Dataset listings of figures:
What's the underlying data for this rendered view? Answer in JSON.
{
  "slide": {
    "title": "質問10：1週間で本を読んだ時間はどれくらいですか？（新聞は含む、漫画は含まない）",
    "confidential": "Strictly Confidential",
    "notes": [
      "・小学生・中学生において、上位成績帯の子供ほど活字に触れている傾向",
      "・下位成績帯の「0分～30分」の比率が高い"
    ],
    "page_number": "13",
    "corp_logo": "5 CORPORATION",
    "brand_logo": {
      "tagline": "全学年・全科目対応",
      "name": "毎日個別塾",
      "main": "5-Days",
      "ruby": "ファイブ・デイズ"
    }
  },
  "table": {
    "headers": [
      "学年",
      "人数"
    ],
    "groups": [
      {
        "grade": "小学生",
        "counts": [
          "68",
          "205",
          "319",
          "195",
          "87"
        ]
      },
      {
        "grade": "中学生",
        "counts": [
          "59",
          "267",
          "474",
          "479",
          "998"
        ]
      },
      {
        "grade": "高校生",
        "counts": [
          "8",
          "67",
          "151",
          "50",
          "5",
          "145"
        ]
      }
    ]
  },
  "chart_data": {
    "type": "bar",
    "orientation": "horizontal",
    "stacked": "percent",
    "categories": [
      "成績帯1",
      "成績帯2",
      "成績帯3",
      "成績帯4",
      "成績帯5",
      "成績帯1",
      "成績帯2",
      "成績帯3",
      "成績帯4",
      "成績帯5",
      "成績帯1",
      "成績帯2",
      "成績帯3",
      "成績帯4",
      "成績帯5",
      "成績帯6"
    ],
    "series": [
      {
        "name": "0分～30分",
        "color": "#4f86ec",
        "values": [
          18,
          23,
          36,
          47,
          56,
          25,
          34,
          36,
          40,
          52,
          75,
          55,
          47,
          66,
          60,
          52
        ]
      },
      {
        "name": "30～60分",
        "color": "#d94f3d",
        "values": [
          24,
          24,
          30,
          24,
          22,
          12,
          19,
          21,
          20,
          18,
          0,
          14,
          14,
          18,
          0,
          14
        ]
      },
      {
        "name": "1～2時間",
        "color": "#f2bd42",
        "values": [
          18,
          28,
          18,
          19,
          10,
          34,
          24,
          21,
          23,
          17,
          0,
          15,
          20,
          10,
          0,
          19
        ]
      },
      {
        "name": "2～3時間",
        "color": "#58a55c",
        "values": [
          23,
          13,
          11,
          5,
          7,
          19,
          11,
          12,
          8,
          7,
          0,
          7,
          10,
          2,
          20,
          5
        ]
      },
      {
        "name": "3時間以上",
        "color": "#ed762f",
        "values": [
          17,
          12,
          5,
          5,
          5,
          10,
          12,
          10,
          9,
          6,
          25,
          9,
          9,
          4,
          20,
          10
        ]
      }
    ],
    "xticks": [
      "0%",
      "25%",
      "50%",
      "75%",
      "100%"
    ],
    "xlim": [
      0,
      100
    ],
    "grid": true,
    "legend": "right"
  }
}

Exercise task: Extract all of the material exactly as it is written.

Written answer:
What's the underlying data for this rendered view? Answer in JSON.
{
  "slide": {
    "title": "質問10：1週間で本を読んだ時間はどれくらいですか？（新聞は含む、漫画は含まない）",
    "confidential": "Strictly Confidential",
    "notes": [
      "・小学生・中学生において、上位成績帯の子供ほど活字に触れている傾向",
      "・下位成績帯の「0分～30分」の比率が高い"
    ],
    "page_number": "13",
    "corp_logo": "5 CORPORATION",
    "brand_logo": {
      "tagline": "全学年・全科目対応",
      "name": "毎日個別塾",
      "main": "5-Days",
      "ruby": "ファイブ・デイズ"
    }
  },
  "table": {
    "headers": [
      "学年",
      "人数"
    ],
    "groups": [
      {
        "grade": "小学生",
        "counts": [
          "68",
          "205",
          "319",
          "195",
          "87"
        ]
      },
      {
        "grade": "中学生",
        "counts": [
          "59",
          "267",
          "474",
          "479",
          "998"
        ]
      },
      {
        "grade": "高校生",
        "counts": [
          "8",
          "67",
          "151",
          "50",
          "5",
          "145"
        ]
      }
    ]
  },
  "chart_data": {
    "type": "bar",
    "orientation": "horizontal",
    "stacked": "percent",
    "categories": [
      "成績帯1",
      "成績帯2",
      "成績帯3",
      "成績帯4",
      "成績帯5",
      "成績帯1",
      "成績帯2",
      "成績帯3",
      "成績帯4",
      "成績帯5",
      "成績帯1",
      "成績帯2",
      "成績帯3",
      "成績帯4",
      "成績帯5",
      "成績帯6"
    ],
    "series": [
      {
        "name": "0分～30分",
        "color": "#4f86ec",
        "values": [
          18,
          23,
          36,
          47,
          56,
          25,
          34,
          36,
          40,
          52,
          75,
          55,
          47,
          66,
          60,
          52
        ]
      },
      {
        "name": "30～60分",
        "color": "#d94f3d",
        "values": [
          24,
          24,
          30,
          24,
          22,
          12,
          19,
          21,
          20,
          18,
          0,
          14,
          14,
          18,
          0,
          14
        ]
      },
      {
        "name": "1～2時間",
        "color": "#f2bd42",
        "values": [
          18,
          28,
          18,
          19,
          10,
          34,
          24,
          21,
          23,
          17,
          0,
          15,
          20,
          10,
          0,
          19
        ]
      },
      {
        "name": "2～3時間",
        "color": "#58a55c",
        "values": [
          23,
          13,
          11,
          5,
          7,
          19,
          11,
          12,
          8,
          7,
          0,
          7,
          10,
          2,
          20,
          5
        ]
      },
      {
        "name": "3時間以上",
        "color": "#ed762f",
        "values": [
          17,
          12,
          5,
          5,
          5,
          10,
          12,
          10,
          9,
          6,
          25,
          9,
          9,
          4,
          20,
          10
        ]
      }
    ],
    "xticks": [
      "0%",
      "25%",
      "50%",
      "75%",
      "100%"
    ],
    "xlim": [
      0,
      100
    ],
    "grid": true,
    "legend": "right"
  }
}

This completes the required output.